◆ Exercise requirements: Look for the string "Time" and copy every line that has it.
--- BEGIN Dataset records ---
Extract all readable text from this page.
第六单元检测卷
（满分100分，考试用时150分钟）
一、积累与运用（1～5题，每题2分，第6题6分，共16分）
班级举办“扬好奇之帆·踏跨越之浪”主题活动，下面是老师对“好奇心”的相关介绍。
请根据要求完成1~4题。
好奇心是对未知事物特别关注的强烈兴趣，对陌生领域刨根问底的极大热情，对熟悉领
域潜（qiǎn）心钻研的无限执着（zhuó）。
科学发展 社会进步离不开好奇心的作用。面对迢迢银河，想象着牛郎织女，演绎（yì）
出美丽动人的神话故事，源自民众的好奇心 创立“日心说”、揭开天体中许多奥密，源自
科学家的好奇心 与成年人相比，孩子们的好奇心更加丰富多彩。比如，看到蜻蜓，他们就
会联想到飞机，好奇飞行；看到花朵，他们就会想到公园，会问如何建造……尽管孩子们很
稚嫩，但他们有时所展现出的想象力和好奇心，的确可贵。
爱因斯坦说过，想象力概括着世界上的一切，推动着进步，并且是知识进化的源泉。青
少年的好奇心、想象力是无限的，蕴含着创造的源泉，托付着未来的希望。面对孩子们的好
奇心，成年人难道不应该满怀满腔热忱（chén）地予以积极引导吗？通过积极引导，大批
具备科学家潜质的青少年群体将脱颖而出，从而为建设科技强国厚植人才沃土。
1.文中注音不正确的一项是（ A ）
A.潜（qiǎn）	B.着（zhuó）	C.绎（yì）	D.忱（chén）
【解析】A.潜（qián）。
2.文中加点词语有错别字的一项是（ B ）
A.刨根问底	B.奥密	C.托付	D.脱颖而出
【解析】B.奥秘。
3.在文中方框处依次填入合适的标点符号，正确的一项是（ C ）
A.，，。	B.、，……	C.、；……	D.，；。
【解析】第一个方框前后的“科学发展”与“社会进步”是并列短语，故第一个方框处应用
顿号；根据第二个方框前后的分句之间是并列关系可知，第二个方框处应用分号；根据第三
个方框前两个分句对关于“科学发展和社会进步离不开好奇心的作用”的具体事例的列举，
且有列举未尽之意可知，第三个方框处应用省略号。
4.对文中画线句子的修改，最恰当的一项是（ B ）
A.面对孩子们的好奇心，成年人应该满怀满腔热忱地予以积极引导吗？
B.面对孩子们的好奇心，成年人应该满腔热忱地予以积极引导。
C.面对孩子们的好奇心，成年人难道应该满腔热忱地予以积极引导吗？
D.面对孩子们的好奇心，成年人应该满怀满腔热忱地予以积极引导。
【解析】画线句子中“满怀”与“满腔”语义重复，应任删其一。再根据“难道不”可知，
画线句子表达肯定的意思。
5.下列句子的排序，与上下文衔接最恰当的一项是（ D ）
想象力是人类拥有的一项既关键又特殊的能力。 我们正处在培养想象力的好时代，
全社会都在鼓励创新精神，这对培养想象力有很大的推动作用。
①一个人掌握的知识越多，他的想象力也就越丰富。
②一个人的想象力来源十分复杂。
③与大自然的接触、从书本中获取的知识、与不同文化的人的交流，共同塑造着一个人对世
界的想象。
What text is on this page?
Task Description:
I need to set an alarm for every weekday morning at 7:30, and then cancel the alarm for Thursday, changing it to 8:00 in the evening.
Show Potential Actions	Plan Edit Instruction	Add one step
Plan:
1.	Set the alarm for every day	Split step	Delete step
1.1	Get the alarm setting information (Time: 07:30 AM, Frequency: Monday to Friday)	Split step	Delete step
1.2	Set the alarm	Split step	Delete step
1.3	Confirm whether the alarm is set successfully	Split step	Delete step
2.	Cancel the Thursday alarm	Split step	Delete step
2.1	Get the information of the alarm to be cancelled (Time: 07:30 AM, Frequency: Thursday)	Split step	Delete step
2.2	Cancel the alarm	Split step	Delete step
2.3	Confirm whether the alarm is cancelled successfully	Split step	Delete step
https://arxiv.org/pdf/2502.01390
--- END Dataset records ---
◆ The completed task:
1.1	Get the alarm setting information (Time: 07:30 AM, Frequency: Monday to Friday)	Split step	Delete step
2.1	Get the information of the alarm to be cancelled (Time: 07:30 AM, Frequency: Thursday)	Split step	Delete step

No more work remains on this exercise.